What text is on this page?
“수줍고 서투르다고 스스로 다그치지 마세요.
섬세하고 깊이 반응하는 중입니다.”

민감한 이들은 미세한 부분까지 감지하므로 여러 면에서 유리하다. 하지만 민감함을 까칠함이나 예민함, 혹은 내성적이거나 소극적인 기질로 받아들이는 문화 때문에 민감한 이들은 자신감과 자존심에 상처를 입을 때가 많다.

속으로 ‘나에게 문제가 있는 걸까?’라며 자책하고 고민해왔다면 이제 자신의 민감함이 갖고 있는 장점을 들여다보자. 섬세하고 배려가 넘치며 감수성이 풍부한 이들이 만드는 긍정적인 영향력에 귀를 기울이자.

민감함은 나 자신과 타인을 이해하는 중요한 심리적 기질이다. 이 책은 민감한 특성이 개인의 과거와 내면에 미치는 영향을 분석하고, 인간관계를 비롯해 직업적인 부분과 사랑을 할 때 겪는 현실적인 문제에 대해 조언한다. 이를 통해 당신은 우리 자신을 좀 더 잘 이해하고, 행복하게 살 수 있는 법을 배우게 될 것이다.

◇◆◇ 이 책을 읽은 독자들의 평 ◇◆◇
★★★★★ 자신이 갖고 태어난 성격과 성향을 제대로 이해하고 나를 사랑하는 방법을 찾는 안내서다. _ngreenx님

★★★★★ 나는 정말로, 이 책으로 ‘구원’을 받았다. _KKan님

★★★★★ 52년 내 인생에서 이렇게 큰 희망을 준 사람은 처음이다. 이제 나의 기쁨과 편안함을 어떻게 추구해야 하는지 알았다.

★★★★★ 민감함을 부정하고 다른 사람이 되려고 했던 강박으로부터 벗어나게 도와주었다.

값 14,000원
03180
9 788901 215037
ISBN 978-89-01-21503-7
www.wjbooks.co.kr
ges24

============

Word for word, restate all of the data shown above.

What text is on this page?
“수줍고 서투르다고 스스로 다그치지 마세요.
섬세하고 깊이 반응하는 중입니다.”

민감한 이들은 미세한 부분까지 감지하므로 여러 면에서 유리하다. 하지만 민감함을 까칠함이나 예민함, 혹은 내성적이거나 소극적인 기질로 받아들이는 문화 때문에 민감한 이들은 자신감과 자존심에 상처를 입을 때가 많다.

속으로 ‘나에게 문제가 있는 걸까?’라며 자책하고 고민해왔다면 이제 자신의 민감함이 갖고 있는 장점을 들여다보자. 섬세하고 배려가 넘치며 감수성이 풍부한 이들이 만드는 긍정적인 영향력에 귀를 기울이자.

민감함은 나 자신과 타인을 이해하는 중요한 심리적 기질이다. 이 책은 민감한 특성이 개인의 과거와 내면에 미치는 영향을 분석하고, 인간관계를 비롯해 직업적인 부분과 사랑을 할 때 겪는 현실적인 문제에 대해 조언한다. 이를 통해 당신은 우리 자신을 좀 더 잘 이해하고, 행복하게 살 수 있는 법을 배우게 될 것이다.

◇◆◇ 이 책을 읽은 독자들의 평 ◇◆◇
★★★★★ 자신이 갖고 태어난 성격과 성향을 제대로 이해하고 나를 사랑하는 방법을 찾는 안내서다. _ngreenx님

★★★★★ 나는 정말로, 이 책으로 ‘구원’을 받았다. _KKan님

★★★★★ 52년 내 인생에서 이렇게 큰 희망을 준 사람은 처음이다. 이제 나의 기쁨과 편안함을 어떻게 추구해야 하는지 알았다.

★★★★★ 민감함을 부정하고 다른 사람이 되려고 했던 강박으로부터 벗어나게 도와주었다.

값 14,000원
03180
9 788901 215037
ISBN 978-89-01-21503-7
www.wjbooks.co.kr
ges24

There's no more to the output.